Restate the material word for word and leave out anything that is a picture.

####################

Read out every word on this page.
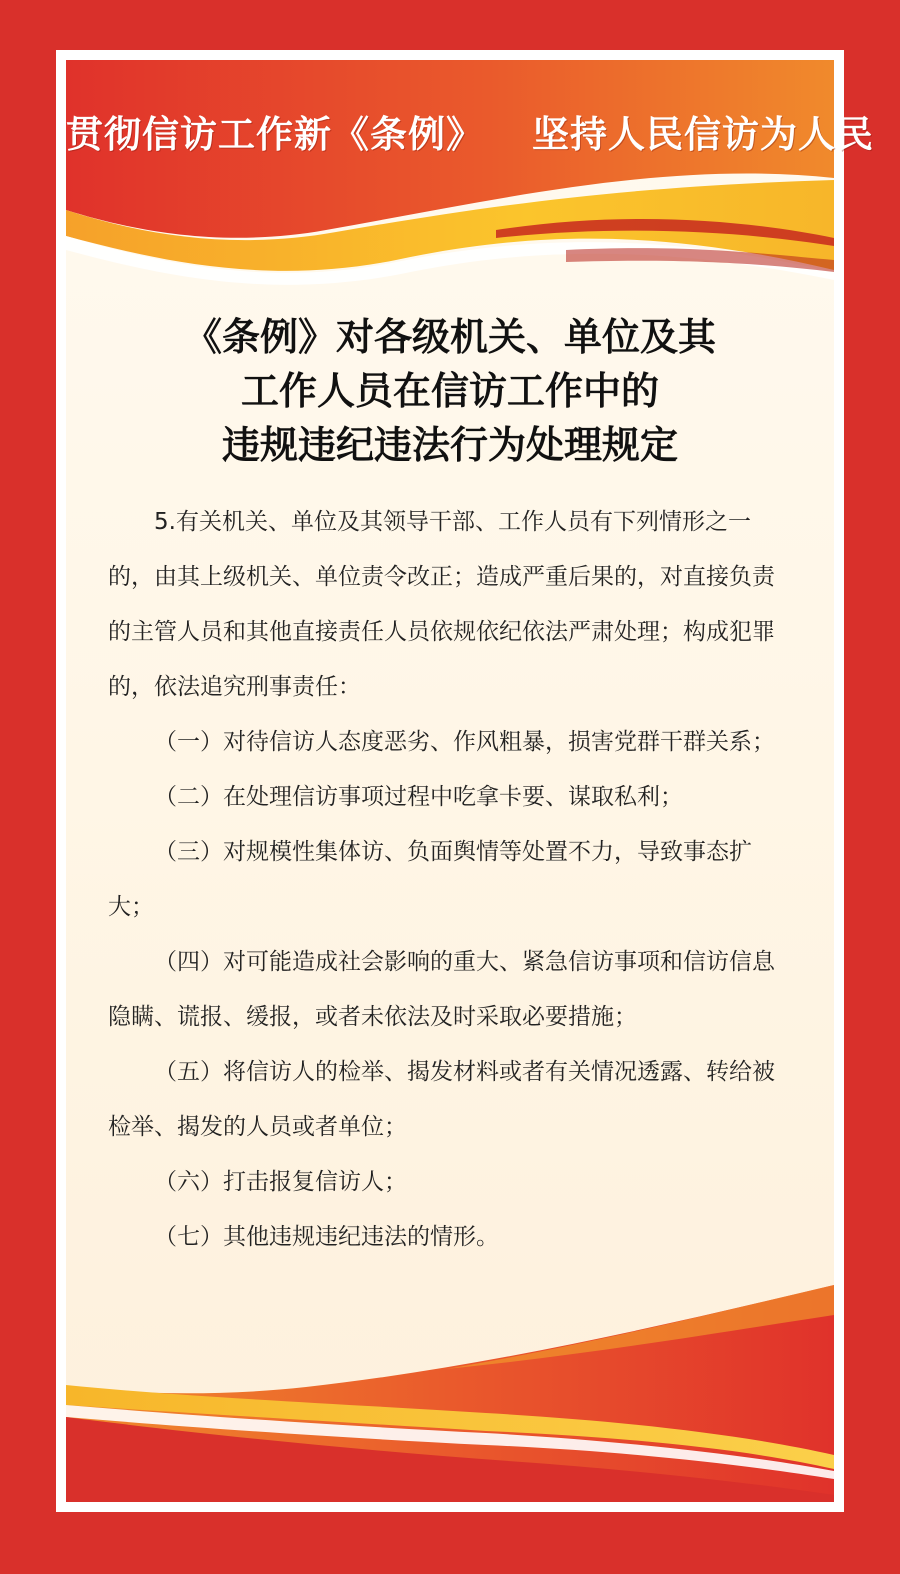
贯彻信访工作新《条例》 坚持人民信访为人民
《条例》对各级机关、单位及其
工作人员在信访工作中的
违规违纪违法行为处理规定

5.有关机关、单位及其领导干部、工作人员有下列情形之一的，由其上级机关、单位责令改正；造成严重后果的，对直接负责的主管人员和其他直接责任人员依规依纪依法严肃处理；构成犯罪的，依法追究刑事责任：

（一）对待信访人态度恶劣、作风粗暴，损害党群干群关系；

（二）在处理信访事项过程中吃拿卡要、谋取私利；

（三）对规模性集体访、负面舆情等处置不力，导致事态扩大；

（四）对可能造成社会影响的重大、紧急信访事项和信访信息隐瞒、谎报、缓报，或者未依法及时采取必要措施；

（五）将信访人的检举、揭发材料或者有关情况透露、转给被检举、揭发的人员或者单位；

（六）打击报复信访人；

（七）其他违规违纪违法的情形。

####################

* **Answer**
Read out every word on this page.
贯彻信访工作新《条例》 坚持人民信访为人民
《条例》对各级机关、单位及其
工作人员在信访工作中的
违规违纪违法行为处理规定

5.有关机关、单位及其领导干部、工作人员有下列情形之一的，由其上级机关、单位责令改正；造成严重后果的，对直接负责的主管人员和其他直接责任人员依规依纪依法严肃处理；构成犯罪的，依法追究刑事责任：

（一）对待信访人态度恶劣、作风粗暴，损害党群干群关系；

（二）在处理信访事项过程中吃拿卡要、谋取私利；

（三）对规模性集体访、负面舆情等处置不力，导致事态扩大；

（四）对可能造成社会影响的重大、紧急信访事项和信访信息隐瞒、谎报、缓报，或者未依法及时采取必要措施；

（五）将信访人的检举、揭发材料或者有关情况透露、转给被检举、揭发的人员或者单位；

（六）打击报复信访人；

（七）其他违规违纪违法的情形。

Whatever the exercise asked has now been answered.